● Do this:
Your job is to restate each entry word for word.

● Input data:
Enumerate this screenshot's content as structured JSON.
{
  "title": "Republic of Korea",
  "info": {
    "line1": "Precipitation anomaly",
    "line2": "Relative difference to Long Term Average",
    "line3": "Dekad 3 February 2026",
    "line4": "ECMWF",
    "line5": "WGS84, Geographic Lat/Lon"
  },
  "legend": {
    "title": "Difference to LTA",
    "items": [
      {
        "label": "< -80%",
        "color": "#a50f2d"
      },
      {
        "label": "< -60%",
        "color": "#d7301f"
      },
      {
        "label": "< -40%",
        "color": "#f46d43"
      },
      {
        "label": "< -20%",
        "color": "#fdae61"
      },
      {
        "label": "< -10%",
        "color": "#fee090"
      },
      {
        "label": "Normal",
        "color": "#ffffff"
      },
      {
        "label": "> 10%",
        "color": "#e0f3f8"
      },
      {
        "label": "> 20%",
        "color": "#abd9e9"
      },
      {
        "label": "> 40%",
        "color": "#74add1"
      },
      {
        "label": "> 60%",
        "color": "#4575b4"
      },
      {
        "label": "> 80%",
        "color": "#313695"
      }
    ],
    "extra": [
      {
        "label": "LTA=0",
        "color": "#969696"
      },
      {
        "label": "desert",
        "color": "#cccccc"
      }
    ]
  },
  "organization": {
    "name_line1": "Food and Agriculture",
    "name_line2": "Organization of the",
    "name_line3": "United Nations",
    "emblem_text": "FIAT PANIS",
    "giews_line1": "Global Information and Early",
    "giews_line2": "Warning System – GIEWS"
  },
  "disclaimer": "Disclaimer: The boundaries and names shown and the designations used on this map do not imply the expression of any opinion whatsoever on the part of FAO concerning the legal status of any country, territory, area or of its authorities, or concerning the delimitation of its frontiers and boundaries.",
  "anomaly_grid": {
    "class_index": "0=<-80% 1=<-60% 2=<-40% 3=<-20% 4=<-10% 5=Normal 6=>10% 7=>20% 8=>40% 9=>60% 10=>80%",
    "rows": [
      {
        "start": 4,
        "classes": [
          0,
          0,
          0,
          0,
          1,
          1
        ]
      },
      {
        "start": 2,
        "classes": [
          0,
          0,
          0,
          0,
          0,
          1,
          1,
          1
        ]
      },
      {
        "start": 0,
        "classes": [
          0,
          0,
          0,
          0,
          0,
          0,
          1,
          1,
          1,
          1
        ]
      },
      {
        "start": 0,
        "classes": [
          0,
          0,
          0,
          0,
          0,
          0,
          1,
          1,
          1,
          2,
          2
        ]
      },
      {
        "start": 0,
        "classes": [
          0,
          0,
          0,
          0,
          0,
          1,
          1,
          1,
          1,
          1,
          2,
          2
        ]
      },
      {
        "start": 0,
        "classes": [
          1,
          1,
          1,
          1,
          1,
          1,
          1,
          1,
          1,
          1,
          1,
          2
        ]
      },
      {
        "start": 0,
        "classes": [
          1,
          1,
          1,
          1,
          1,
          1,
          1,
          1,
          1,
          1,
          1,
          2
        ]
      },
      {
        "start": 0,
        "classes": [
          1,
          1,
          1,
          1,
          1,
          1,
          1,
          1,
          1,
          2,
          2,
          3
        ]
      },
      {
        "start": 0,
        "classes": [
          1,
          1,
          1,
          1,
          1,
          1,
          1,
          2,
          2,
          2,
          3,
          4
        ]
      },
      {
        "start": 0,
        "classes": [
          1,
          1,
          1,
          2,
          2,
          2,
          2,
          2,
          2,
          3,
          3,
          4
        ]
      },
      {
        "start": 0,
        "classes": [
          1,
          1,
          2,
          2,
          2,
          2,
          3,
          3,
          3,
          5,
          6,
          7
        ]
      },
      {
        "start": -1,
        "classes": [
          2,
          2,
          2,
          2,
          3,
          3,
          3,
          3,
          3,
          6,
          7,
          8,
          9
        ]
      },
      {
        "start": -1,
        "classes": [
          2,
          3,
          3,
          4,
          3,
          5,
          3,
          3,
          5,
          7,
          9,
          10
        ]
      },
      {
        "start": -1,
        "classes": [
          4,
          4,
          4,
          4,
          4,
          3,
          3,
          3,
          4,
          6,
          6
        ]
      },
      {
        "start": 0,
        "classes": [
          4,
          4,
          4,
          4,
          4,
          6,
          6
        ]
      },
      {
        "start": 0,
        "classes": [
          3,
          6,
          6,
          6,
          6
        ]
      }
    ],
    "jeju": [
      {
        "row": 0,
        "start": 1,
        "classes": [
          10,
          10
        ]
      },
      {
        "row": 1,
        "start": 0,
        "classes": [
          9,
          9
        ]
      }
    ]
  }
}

● Solution to the problem:
Enumerate this screenshot's content as structured JSON.
{
  "title": "Republic of Korea",
  "info": {
    "line1": "Precipitation anomaly",
    "line2": "Relative difference to Long Term Average",
    "line3": "Dekad 3 February 2026",
    "line4": "ECMWF",
    "line5": "WGS84, Geographic Lat/Lon"
  },
  "legend": {
    "title": "Difference to LTA",
    "items": [
      {
        "label": "< -80%",
        "color": "#a50f2d"
      },
      {
        "label": "< -60%",
        "color": "#d7301f"
      },
      {
        "label": "< -40%",
        "color": "#f46d43"
      },
      {
        "label": "< -20%",
        "color": "#fdae61"
      },
      {
        "label": "< -10%",
        "color": "#fee090"
      },
      {
        "label": "Normal",
        "color": "#ffffff"
      },
      {
        "label": "> 10%",
        "color": "#e0f3f8"
      },
      {
        "label": "> 20%",
        "color": "#abd9e9"
      },
      {
        "label": "> 40%",
        "color": "#74add1"
      },
      {
        "label": "> 60%",
        "color": "#4575b4"
      },
      {
        "label": "> 80%",
        "color": "#313695"
      }
    ],
    "extra": [
      {
        "label": "LTA=0",
        "color": "#969696"
      },
      {
        "label": "desert",
        "color": "#cccccc"
      }
    ]
  },
  "organization": {
    "name_line1": "Food and Agriculture",
    "name_line2": "Organization of the",
    "name_line3": "United Nations",
    "emblem_text": "FIAT PANIS",
    "giews_line1": "Global Information and Early",
    "giews_line2": "Warning System – GIEWS"
  },
  "disclaimer": "Disclaimer: The boundaries and names shown and the designations used on this map do not imply the expression of any opinion whatsoever on the part of FAO concerning the legal status of any country, territory, area or of its authorities, or concerning the delimitation of its frontiers and boundaries.",
  "anomaly_grid": {
    "class_index": "0=<-80% 1=<-60% 2=<-40% 3=<-20% 4=<-10% 5=Normal 6=>10% 7=>20% 8=>40% 9=>60% 10=>80%",
    "rows": [
      {
        "start": 4,
        "classes": [
          0,
          0,
          0,
          0,
          1,
          1
        ]
      },
      {
        "start": 2,
        "classes": [
          0,
          0,
          0,
          0,
          0,
          1,
          1,
          1
        ]
      },
      {
        "start": 0,
        "classes": [
          0,
          0,
          0,
          0,
          0,
          0,
          1,
          1,
          1,
          1
        ]
      },
      {
        "start": 0,
        "classes": [
          0,
          0,
          0,
          0,
          0,
          0,
          1,
          1,
          1,
          2,
          2
        ]
      },
      {
        "start": 0,
        "classes": [
          0,
          0,
          0,
          0,
          0,
          1,
          1,
          1,
          1,
          1,
          2,
          2
        ]
      },
      {
        "start": 0,
        "classes": [
          1,
          1,
          1,
          1,
          1,
          1,
          1,
          1,
          1,
          1,
          1,
          2
        ]
      },
      {
        "start": 0,
        "classes": [
          1,
          1,
          1,
          1,
          1,
          1,
          1,
          1,
          1,
          1,
          1,
          2
        ]
      },
      {
        "start": 0,
        "classes": [
          1,
          1,
          1,
          1,
          1,
          1,
          1,
          1,
          1,
          2,
          2,
          3
        ]
      },
      {
        "start": 0,
        "classes": [
          1,
          1,
          1,
          1,
          1,
          1,
          1,
          2,
          2,
          2,
          3,
          4
        ]
      },
      {
        "start": 0,
        "classes": [
          1,
          1,
          1,
          2,
          2,
          2,
          2,
          2,
          2,
          3,
          3,
          4
        ]
      },
      {
        "start": 0,
        "classes": [
          1,
          1,
          2,
          2,
          2,
          2,
          3,
          3,
          3,
          5,
          6,
          7
        ]
      },
      {
        "start": -1,
        "classes": [
          2,
          2,
          2,
          2,
          3,
          3,
          3,
          3,
          3,
          6,
          7,
          8,
          9
        ]
      },
      {
        "start": -1,
        "classes": [
          2,
          3,
          3,
          4,
          3,
          5,
          3,
          3,
          5,
          7,
          9,
          10
        ]
      },
      {
        "start": -1,
        "classes": [
          4,
          4,
          4,
          4,
          4,
          3,
          3,
          3,
          4,
          6,
          6
        ]
      },
      {
        "start": 0,
        "classes": [
          4,
          4,
          4,
          4,
          4,
          6,
          6
        ]
      },
      {
        "start": 0,
        "classes": [
          3,
          6,
          6,
          6,
          6
        ]
      }
    ],
    "jeju": [
      {
        "row": 0,
        "start": 1,
        "classes": [
          10,
          10
        ]
      },
      {
        "row": 1,
        "start": 0,
        "classes": [
          9,
          9
        ]
      }
    ]
  }
}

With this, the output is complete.